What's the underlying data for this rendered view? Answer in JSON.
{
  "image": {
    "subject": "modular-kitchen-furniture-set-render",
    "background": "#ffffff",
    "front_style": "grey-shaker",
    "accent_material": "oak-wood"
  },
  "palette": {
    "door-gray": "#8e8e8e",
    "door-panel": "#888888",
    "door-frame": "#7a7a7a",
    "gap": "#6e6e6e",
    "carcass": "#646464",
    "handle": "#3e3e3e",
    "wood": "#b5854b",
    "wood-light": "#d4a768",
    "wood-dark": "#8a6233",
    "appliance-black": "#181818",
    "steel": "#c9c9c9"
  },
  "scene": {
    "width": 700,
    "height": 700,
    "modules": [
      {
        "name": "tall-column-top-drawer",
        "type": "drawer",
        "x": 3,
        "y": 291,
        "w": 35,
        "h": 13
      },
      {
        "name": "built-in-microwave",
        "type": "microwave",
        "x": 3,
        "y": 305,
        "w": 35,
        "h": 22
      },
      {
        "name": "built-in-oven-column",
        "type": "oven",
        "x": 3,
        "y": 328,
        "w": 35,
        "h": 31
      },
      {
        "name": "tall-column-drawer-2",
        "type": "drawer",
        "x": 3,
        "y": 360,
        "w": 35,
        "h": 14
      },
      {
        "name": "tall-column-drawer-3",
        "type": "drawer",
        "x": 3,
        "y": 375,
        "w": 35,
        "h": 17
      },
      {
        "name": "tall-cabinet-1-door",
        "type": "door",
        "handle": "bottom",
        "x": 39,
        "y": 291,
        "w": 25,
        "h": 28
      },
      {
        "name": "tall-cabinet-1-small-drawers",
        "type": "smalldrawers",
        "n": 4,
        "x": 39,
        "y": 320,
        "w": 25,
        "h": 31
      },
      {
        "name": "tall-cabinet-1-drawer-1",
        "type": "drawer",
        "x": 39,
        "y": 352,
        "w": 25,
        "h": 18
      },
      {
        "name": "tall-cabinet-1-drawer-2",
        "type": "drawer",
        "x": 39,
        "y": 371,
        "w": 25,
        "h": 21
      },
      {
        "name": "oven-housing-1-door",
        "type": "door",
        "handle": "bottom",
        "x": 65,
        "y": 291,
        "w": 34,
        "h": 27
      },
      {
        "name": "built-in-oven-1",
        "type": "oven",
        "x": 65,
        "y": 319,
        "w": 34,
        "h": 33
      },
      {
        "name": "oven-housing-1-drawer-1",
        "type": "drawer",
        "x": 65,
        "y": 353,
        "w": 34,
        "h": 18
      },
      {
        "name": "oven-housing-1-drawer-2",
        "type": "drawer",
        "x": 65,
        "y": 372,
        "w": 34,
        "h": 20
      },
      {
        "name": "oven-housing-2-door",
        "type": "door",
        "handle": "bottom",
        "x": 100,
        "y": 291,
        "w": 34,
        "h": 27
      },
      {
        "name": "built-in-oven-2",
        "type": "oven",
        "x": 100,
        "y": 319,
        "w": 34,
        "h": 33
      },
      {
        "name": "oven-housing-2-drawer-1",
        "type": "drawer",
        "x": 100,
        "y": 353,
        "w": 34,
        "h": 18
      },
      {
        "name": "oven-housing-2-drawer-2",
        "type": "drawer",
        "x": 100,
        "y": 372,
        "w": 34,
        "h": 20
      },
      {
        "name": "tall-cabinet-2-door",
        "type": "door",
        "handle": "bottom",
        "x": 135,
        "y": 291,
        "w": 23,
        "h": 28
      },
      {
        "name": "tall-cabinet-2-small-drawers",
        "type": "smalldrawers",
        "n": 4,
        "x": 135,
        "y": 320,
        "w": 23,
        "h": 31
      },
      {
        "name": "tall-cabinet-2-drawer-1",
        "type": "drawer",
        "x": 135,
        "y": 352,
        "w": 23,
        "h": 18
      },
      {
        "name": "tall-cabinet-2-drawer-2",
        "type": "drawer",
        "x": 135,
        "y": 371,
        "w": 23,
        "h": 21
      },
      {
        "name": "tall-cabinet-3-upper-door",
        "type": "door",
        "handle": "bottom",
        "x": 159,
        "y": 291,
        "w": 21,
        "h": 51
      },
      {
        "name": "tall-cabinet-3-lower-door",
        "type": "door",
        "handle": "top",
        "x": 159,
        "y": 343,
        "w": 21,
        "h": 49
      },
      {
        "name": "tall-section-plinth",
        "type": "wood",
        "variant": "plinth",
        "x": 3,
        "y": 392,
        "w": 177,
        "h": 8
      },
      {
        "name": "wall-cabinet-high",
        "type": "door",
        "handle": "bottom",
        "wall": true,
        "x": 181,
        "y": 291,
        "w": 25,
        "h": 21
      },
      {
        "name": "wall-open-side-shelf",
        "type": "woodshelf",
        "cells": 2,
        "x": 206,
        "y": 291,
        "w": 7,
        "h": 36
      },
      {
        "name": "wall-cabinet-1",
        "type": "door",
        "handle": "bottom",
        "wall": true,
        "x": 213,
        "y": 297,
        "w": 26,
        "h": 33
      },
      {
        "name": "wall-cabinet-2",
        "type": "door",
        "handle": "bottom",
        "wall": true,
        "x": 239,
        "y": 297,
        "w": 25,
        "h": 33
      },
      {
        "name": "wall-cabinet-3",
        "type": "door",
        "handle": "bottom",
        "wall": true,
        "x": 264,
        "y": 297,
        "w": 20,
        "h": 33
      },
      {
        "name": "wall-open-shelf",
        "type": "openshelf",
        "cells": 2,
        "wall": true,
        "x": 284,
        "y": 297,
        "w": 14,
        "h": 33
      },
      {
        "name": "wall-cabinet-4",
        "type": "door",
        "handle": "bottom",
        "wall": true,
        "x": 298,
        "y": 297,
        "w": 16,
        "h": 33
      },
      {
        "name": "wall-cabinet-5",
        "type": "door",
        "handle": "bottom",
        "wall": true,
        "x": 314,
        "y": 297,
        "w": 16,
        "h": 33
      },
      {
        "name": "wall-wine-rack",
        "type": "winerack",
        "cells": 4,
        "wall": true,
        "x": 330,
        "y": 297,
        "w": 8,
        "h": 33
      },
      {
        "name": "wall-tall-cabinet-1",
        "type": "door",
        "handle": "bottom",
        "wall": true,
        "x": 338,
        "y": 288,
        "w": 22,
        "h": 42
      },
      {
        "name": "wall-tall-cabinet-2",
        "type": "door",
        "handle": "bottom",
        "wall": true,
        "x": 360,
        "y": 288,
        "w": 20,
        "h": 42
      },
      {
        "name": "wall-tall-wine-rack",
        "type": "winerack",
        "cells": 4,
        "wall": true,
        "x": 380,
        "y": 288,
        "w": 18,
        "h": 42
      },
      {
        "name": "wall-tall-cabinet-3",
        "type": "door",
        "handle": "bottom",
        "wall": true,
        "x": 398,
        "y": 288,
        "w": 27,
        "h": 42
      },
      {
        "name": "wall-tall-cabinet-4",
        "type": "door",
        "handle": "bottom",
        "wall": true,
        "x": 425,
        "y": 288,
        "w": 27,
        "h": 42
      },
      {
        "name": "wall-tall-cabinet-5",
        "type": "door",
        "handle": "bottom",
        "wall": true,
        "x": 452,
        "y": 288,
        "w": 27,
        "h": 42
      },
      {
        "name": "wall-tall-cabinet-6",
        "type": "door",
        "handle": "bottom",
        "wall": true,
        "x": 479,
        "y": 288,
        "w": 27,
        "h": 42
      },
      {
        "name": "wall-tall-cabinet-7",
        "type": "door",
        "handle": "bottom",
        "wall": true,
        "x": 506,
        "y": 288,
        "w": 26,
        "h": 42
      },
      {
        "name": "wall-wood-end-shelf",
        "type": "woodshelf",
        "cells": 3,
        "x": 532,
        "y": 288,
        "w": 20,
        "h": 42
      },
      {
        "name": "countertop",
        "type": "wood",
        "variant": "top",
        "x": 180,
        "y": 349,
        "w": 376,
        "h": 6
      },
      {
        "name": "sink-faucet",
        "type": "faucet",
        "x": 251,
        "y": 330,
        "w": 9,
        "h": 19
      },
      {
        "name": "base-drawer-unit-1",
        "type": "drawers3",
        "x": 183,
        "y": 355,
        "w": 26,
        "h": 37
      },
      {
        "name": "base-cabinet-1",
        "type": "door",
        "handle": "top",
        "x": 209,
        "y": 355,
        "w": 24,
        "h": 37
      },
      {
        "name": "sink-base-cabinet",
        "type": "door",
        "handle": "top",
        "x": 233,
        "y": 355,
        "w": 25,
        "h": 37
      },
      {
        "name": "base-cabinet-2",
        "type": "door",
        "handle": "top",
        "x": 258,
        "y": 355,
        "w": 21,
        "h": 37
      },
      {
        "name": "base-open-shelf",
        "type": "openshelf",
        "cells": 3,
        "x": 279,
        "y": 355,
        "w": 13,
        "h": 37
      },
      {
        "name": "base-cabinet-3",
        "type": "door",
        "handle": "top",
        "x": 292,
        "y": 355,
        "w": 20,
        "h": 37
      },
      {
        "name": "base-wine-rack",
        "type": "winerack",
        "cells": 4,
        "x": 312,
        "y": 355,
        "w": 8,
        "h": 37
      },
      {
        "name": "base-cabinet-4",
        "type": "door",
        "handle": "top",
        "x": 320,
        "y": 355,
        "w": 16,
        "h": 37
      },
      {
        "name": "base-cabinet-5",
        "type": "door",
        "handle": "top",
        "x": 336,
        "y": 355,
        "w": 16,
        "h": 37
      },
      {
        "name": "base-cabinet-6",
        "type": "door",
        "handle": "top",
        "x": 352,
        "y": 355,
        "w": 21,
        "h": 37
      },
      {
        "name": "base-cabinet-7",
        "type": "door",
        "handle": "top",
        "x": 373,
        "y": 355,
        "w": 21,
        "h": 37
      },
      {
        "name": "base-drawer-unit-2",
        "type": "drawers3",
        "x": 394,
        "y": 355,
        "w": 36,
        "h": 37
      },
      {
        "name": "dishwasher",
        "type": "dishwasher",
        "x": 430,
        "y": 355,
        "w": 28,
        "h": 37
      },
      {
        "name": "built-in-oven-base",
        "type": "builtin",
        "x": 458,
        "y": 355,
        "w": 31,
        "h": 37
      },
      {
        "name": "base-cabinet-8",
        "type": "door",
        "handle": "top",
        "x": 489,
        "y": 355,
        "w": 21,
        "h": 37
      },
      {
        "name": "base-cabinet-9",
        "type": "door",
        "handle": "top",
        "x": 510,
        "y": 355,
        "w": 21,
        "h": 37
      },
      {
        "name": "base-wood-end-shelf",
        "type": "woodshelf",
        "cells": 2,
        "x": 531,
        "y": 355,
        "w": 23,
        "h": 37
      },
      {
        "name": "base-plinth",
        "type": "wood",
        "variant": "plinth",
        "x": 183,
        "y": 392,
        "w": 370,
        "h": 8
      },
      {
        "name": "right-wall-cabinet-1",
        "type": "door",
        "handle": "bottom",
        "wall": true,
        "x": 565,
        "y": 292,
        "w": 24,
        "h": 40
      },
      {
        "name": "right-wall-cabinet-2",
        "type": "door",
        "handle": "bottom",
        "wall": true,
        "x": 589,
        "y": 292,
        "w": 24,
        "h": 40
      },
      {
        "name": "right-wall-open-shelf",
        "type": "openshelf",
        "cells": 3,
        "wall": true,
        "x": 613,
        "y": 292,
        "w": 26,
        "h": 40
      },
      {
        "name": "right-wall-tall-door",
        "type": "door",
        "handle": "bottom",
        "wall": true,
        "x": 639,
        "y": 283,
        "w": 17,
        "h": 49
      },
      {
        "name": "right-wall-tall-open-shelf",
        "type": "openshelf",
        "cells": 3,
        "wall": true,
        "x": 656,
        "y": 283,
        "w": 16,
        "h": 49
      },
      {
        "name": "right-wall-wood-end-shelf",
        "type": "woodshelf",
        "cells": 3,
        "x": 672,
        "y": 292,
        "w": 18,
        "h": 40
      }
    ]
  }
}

• • • • • • •

Pick out the lines containing the string "unit" and show them.

Solution to this problem
        "name": "base-drawer-unit-1",
        "name": "base-drawer-unit-2",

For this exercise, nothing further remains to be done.